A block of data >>
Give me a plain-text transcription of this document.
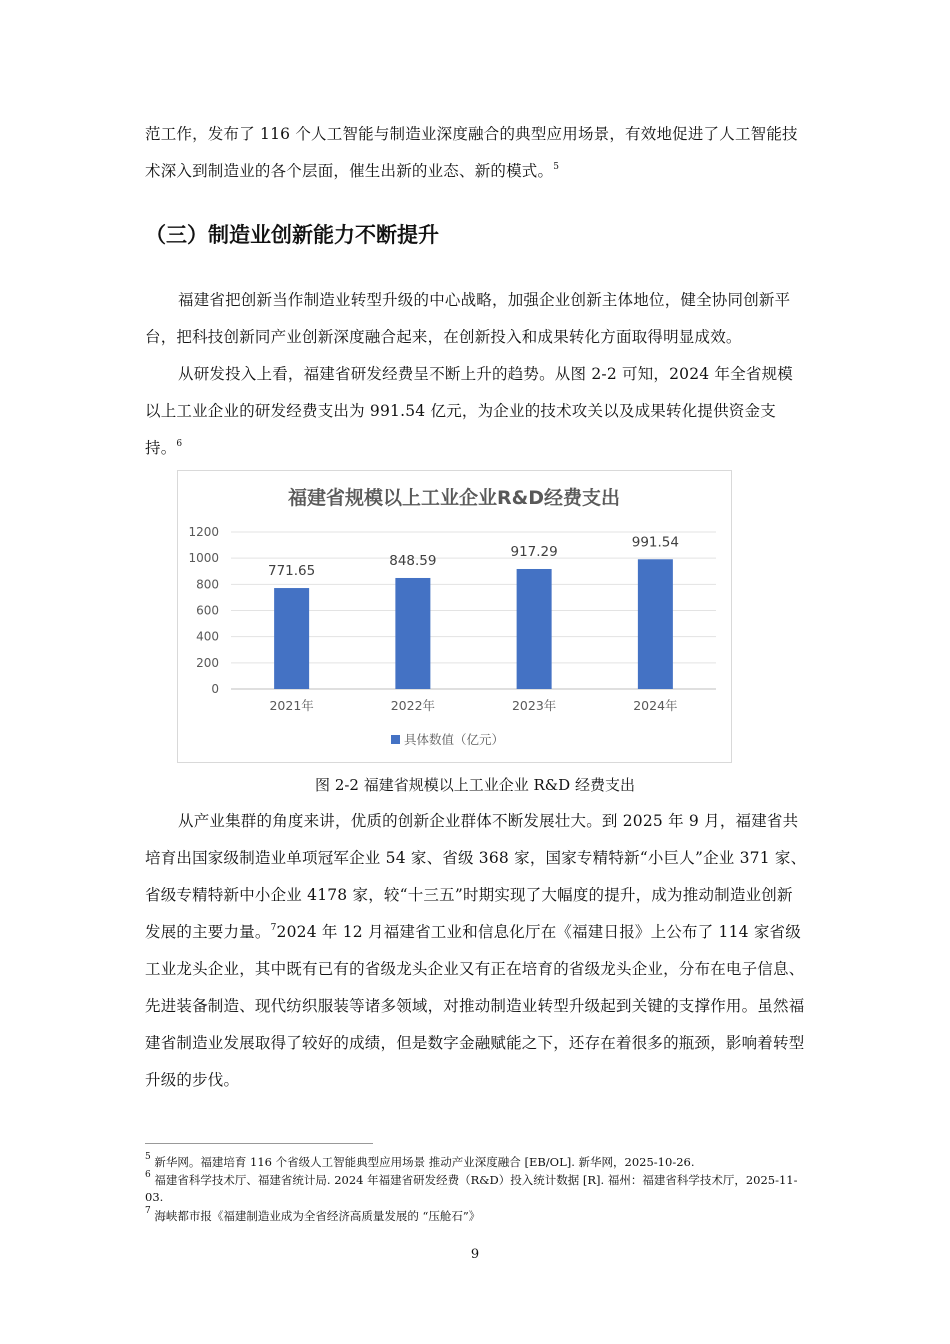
范工作，发布了 116 个人工智能与制造业深度融合的典型应用场景，有效地促进了人工智能技术深入到制造业的各个层面，催生出新的业态、新的模式。$^5$

（三）制造业创新能力不断提升

福建省把创新当作制造业转型升级的中心战略，加强企业创新主体地位，健全协同创新平台，把科技创新同产业创新深度融合起来，在创新投入和成果转化方面取得明显成效。

从研发投入上看，福建省研发经费呈不断上升的趋势。从图 2-2 可知，2024 年全省规模以上工业企业的研发经费支出为 991.54 亿元，为企业的技术攻关以及成果转化提供资金支持。$^6$

福建省规模以上工业企业R&D经费支出
0
200
400
600
800
1000
1200
771.65
848.59
917.29
991.54
2021年	2022年	2023年	2024年
具体数值（亿元）

图 2-2 福建省规模以上工业企业 R&D 经费支出

从产业集群的角度来讲，优质的创新企业群体不断发展壮大。到 2025 年 9 月，福建省共培育出国家级制造业单项冠军企业 54 家、省级 368 家，国家专精特新“小巨人”企业 371 家、省级专精特新中小企业 4178 家，较“十三五”时期实现了大幅度的提升，成为推动制造业创新发展的主要力量。$^7$2024 年 12 月福建省工业和信息化厅在《福建日报》上公布了 114 家省级工业龙头企业，其中既有已有的省级龙头企业又有正在培育的省级龙头企业，分布在电子信息、先进装备制造、现代纺织服装等诸多领域，对推动制造业转型升级起到关键的支撑作用。虽然福建省制造业发展取得了较好的成绩，但是数字金融赋能之下，还存在着很多的瓶颈，影响着转型升级的步伐。

$^5$ 新华网。福建培育 116 个省级人工智能典型应用场景 推动产业深度融合 [EB/OL]. 新华网，2025-10-26.

$^6$ 福建省科学技术厅、福建省统计局. 2024 年福建省研发经费（R&D）投入统计数据 [R]. 福州：福建省科学技术厅，2025-11-03.

$^7$ 海峡都市报《福建制造业成为全省经济高质量发展的 “压舱石”》

9
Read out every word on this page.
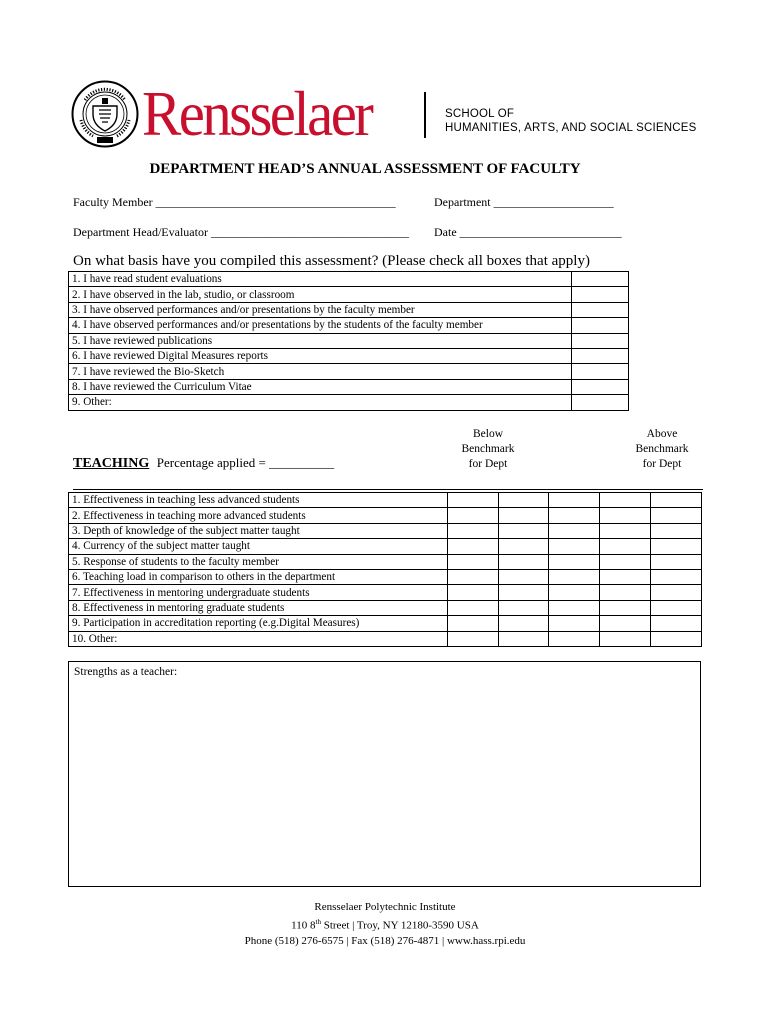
Rensselaer	SCHOOL OF
HUMANITIES, ARTS, AND SOCIAL SCIENCES
DEPARTMENT HEAD’S ANNUAL ASSESSMENT OF FACULTY
Faculty Member ________________________________________	Department ____________________
Department Head/Evaluator _________________________________ Date ___________________________
On what basis have you compiled this assessment? (Please check all boxes that apply)
1. I have read student evaluations	
2. I have observed in the lab, studio, or classroom	
3. I have observed performances and/or presentations by the faculty member	
4. I have observed performances and/or presentations by the students of the faculty member	
5. I have reviewed publications	
6. I have reviewed Digital Measures reports	
7. I have reviewed the Bio-Sketch	
8. I have reviewed the Curriculum Vitae	
9. Other:	
Below
Benchmark
for Dept
Above
Benchmark
for Dept
TEACHING Percentage applied = __________
1. Effectiveness in teaching less advanced students					
2. Effectiveness in teaching more advanced students					
3. Depth of knowledge of the subject matter taught					
4. Currency of the subject matter taught					
5. Response of students to the faculty member					
6. Teaching load in comparison to others in the department					
7. Effectiveness in mentoring undergraduate students					
8. Effectiveness in mentoring graduate students					
9. Participation in accreditation reporting (e.g.Digital Measures)					
10. Other:					
Strengths as a teacher:
Rensselaer Polytechnic Institute
110 8th Street | Troy, NY 12180-3590 USA
Phone (518) 276-6575 | Fax (518) 276-4871 | www.hass.rpi.edu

The task >> Search the data for "presentations". Copy every line that has it.

Exercise output >>
3. I have observed performances and/or presentations by the faculty member	
4. I have observed performances and/or presentations by the students of the faculty member	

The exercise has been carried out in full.